→ **Exercise**: Every line that holds "JSON" should be shown.

start

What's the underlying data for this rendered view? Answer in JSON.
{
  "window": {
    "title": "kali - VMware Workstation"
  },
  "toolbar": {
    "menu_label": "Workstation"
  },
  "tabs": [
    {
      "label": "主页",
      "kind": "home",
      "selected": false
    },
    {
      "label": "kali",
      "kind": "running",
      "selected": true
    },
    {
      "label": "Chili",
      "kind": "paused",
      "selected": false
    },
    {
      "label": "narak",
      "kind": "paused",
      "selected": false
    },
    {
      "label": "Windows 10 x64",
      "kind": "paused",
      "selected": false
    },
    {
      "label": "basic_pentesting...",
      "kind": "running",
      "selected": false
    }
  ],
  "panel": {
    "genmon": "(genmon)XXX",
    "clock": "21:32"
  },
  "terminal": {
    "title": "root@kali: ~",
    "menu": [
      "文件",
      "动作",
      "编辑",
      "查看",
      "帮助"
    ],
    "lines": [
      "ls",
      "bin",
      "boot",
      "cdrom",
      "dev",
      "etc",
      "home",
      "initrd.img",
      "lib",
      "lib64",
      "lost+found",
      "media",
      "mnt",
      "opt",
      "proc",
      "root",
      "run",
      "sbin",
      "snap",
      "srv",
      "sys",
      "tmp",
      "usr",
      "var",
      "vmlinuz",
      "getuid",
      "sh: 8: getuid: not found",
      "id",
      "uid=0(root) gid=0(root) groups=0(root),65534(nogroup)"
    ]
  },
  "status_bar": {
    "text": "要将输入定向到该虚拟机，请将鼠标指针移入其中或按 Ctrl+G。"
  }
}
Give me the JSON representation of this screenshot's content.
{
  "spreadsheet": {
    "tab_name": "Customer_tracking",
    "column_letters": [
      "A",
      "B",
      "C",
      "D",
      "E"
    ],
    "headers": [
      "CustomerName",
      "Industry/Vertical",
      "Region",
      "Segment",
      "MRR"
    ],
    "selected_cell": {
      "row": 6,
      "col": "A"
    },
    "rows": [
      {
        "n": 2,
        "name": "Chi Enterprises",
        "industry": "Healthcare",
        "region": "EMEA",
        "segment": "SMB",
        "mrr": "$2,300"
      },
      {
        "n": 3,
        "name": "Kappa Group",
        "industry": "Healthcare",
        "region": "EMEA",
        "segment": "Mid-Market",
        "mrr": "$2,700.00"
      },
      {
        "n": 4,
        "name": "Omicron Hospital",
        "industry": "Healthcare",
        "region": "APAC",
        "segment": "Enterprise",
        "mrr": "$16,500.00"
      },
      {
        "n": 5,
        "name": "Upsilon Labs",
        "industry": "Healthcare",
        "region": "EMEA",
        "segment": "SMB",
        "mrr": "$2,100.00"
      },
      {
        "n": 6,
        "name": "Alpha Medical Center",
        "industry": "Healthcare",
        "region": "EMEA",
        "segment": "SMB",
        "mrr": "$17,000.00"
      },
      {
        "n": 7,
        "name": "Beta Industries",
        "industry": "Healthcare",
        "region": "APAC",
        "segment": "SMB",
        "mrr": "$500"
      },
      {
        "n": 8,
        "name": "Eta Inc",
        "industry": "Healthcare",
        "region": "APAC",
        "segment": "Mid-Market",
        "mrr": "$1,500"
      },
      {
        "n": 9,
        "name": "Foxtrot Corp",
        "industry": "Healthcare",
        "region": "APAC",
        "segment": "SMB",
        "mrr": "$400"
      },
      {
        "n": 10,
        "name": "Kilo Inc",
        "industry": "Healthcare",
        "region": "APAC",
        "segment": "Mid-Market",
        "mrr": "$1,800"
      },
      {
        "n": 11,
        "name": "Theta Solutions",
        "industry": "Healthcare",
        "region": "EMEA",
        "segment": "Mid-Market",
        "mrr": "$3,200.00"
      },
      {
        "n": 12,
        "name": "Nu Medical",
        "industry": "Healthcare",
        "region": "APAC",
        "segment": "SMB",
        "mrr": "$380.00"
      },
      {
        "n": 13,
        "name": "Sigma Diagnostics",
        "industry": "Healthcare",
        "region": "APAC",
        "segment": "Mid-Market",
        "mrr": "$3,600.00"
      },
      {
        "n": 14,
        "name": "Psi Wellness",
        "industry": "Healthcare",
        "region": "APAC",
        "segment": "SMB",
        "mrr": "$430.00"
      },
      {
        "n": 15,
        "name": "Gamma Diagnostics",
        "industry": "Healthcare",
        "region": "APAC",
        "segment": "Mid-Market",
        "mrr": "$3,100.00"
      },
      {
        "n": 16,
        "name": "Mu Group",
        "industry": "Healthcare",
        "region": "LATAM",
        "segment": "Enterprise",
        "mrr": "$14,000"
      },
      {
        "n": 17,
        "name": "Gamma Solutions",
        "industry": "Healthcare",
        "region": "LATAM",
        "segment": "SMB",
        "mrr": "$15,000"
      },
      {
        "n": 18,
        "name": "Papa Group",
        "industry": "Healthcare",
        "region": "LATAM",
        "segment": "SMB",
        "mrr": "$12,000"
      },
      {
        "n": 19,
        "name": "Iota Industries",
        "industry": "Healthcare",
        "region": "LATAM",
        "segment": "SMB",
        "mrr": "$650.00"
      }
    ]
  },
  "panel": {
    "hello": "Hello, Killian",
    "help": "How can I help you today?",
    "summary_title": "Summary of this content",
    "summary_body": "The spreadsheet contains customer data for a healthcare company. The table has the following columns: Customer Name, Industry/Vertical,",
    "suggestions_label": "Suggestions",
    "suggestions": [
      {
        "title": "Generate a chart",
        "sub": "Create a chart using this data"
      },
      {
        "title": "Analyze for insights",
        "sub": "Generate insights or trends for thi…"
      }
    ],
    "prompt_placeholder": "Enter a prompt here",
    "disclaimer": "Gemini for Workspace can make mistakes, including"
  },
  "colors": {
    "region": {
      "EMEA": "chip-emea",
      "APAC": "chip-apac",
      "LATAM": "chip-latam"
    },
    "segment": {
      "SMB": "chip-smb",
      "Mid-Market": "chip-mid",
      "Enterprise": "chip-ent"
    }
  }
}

end

→ **Solution below**:
What's the underlying data for this rendered view? Answer in JSON.
Give me the JSON representation of this screenshot's content.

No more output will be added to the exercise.